Problem to work on:
Using the data below, gather each line that includes the word "JSON".
-- Start Entries --
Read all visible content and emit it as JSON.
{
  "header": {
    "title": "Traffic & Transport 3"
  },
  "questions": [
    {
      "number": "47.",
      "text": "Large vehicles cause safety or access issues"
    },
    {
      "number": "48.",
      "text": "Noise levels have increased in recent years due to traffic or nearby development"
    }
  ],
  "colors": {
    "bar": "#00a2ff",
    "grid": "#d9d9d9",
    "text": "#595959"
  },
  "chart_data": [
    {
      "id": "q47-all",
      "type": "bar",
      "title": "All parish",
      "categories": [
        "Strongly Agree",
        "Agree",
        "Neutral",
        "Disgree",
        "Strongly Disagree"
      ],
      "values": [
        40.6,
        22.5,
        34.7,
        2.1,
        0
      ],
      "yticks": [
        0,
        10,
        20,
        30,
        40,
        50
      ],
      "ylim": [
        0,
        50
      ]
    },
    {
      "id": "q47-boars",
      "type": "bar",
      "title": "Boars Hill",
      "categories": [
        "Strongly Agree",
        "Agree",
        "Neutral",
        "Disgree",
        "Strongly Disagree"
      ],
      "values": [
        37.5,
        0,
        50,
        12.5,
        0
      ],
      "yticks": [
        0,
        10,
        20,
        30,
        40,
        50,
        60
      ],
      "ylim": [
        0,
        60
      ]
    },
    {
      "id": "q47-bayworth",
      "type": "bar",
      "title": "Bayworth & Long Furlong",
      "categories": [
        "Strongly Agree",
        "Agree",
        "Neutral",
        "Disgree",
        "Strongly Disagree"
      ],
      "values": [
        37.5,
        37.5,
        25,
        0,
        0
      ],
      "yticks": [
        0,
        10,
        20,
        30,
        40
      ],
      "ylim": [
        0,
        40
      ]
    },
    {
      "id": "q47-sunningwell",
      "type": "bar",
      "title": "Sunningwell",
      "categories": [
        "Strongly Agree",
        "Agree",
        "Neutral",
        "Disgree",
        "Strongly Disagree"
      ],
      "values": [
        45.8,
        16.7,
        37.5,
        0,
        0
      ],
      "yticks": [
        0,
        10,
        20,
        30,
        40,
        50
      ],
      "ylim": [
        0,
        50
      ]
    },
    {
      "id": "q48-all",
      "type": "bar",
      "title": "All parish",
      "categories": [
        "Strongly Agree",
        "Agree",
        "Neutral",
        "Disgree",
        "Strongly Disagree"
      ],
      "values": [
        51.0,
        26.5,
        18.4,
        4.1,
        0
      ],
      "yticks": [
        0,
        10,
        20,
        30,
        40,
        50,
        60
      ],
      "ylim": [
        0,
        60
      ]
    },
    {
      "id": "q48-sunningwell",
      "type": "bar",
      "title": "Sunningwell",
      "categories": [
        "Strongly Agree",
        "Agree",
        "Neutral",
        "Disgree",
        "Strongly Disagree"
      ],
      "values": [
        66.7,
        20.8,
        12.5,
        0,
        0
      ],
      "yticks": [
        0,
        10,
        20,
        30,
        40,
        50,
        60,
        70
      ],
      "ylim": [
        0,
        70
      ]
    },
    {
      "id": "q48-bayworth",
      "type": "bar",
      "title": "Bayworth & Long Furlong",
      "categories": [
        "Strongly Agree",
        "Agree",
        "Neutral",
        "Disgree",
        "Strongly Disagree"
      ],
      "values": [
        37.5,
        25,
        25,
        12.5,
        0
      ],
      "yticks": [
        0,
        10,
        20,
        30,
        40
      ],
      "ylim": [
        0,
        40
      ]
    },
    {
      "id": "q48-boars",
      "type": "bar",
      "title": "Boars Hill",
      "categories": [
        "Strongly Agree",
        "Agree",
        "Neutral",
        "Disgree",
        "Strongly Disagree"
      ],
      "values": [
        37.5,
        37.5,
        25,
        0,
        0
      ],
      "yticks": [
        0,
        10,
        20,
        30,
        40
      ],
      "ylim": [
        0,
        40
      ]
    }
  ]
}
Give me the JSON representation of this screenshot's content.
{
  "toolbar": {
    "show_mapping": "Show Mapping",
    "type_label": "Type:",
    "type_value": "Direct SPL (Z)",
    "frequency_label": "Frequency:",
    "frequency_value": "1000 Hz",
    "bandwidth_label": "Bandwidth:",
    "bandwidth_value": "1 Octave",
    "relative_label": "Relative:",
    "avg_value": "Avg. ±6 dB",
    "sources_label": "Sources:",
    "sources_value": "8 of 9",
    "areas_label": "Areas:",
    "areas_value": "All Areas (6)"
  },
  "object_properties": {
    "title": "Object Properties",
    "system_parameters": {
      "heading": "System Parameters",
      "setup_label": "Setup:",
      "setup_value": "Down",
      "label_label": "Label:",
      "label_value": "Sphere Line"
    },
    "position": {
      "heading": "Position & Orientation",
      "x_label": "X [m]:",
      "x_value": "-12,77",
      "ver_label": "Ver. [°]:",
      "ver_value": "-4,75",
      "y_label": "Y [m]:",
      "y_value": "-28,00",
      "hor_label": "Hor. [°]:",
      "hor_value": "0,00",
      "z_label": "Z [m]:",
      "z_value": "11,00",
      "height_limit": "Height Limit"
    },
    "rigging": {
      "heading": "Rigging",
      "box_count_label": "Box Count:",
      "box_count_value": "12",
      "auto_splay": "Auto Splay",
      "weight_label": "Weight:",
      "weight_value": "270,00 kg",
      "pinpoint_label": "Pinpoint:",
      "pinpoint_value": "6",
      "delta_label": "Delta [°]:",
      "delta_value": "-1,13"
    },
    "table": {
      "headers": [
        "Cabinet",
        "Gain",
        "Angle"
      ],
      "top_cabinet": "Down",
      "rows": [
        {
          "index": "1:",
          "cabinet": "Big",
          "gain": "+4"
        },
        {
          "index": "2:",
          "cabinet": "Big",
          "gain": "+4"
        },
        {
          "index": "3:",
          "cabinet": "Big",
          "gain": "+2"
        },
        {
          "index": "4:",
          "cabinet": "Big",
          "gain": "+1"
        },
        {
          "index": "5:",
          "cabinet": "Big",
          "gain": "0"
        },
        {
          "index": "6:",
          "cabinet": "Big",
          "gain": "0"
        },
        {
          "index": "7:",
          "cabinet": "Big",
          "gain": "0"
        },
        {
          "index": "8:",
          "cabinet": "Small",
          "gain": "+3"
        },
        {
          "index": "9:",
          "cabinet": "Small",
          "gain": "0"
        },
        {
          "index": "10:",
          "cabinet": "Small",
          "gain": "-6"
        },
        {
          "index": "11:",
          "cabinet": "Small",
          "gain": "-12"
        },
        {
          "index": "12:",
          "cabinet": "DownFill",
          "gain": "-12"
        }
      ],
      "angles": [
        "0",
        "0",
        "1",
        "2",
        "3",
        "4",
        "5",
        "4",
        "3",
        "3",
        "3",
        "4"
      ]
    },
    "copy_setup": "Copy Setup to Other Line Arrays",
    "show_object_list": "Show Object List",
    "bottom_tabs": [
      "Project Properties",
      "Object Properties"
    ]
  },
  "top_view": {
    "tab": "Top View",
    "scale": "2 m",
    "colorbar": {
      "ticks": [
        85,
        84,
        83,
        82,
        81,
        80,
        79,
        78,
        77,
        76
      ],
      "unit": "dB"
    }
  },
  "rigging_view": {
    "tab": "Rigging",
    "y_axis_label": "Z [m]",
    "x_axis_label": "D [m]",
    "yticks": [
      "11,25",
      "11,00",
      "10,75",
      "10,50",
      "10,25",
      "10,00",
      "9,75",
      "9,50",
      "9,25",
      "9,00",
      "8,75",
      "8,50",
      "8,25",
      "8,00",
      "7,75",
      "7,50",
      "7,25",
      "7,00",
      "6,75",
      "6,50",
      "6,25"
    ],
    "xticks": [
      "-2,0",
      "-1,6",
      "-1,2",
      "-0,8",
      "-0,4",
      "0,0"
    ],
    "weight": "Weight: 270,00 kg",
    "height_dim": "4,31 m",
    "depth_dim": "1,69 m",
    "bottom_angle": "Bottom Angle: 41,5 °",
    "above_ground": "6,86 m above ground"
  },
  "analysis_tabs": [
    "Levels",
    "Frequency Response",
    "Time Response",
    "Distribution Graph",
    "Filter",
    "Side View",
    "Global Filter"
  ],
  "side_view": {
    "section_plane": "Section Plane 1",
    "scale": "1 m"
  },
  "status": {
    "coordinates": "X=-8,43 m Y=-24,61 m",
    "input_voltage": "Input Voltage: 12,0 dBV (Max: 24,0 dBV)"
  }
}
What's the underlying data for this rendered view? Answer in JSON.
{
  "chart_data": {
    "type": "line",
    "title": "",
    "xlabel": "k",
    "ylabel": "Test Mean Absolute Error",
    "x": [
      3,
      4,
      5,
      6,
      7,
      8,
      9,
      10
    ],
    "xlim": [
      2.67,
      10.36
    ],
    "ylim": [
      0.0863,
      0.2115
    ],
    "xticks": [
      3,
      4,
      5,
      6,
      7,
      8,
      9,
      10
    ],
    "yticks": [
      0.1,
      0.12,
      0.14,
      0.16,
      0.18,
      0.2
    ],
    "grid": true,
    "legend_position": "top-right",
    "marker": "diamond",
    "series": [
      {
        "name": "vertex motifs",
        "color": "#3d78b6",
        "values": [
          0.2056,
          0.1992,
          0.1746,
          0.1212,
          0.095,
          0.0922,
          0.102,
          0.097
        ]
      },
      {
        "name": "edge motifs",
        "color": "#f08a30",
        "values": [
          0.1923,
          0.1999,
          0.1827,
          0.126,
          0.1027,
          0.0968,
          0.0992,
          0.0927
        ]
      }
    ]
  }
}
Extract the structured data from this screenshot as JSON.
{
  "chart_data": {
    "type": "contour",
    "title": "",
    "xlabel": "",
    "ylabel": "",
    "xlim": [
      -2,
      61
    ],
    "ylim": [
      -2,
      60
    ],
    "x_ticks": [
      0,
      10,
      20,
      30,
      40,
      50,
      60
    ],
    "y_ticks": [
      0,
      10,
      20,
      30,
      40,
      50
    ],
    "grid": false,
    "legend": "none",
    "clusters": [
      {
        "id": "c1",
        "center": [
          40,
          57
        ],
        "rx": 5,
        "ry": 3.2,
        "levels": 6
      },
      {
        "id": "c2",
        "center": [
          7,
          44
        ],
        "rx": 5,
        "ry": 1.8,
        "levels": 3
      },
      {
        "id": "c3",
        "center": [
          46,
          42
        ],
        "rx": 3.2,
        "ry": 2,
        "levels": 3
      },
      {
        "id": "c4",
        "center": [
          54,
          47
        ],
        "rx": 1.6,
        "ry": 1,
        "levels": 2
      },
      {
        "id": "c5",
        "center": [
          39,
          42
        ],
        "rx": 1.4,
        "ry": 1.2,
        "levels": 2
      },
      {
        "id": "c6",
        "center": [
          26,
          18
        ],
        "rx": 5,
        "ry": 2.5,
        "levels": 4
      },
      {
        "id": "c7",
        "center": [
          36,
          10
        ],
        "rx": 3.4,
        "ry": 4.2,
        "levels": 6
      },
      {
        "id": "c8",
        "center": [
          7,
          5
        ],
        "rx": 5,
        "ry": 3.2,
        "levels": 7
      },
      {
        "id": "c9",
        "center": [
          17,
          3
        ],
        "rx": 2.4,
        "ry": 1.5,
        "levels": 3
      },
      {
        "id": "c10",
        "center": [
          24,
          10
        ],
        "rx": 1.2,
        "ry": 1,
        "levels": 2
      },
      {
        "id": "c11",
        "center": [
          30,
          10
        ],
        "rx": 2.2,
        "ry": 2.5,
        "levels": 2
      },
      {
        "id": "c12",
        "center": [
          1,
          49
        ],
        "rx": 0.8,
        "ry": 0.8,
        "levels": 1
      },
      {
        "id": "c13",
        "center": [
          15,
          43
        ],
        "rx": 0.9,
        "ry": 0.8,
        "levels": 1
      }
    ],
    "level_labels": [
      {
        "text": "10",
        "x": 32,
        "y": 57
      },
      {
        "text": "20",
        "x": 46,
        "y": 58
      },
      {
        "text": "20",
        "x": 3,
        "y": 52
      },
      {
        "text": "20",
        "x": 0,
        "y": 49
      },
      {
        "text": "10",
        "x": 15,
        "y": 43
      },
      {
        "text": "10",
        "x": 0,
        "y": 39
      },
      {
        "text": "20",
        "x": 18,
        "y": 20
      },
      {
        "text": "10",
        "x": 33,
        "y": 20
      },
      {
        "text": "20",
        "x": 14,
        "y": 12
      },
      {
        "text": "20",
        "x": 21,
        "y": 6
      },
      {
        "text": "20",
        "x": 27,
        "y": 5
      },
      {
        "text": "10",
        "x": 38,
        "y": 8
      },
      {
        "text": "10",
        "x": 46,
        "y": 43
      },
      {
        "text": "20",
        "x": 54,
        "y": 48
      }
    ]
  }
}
-- End Entries --
Answer to this task:
Read all visible content and emit it as JSON.
Give me the JSON representation of this screenshot's content.
What's the underlying data for this rendered view? Answer in JSON.
Extract the structured data from this screenshot as JSON.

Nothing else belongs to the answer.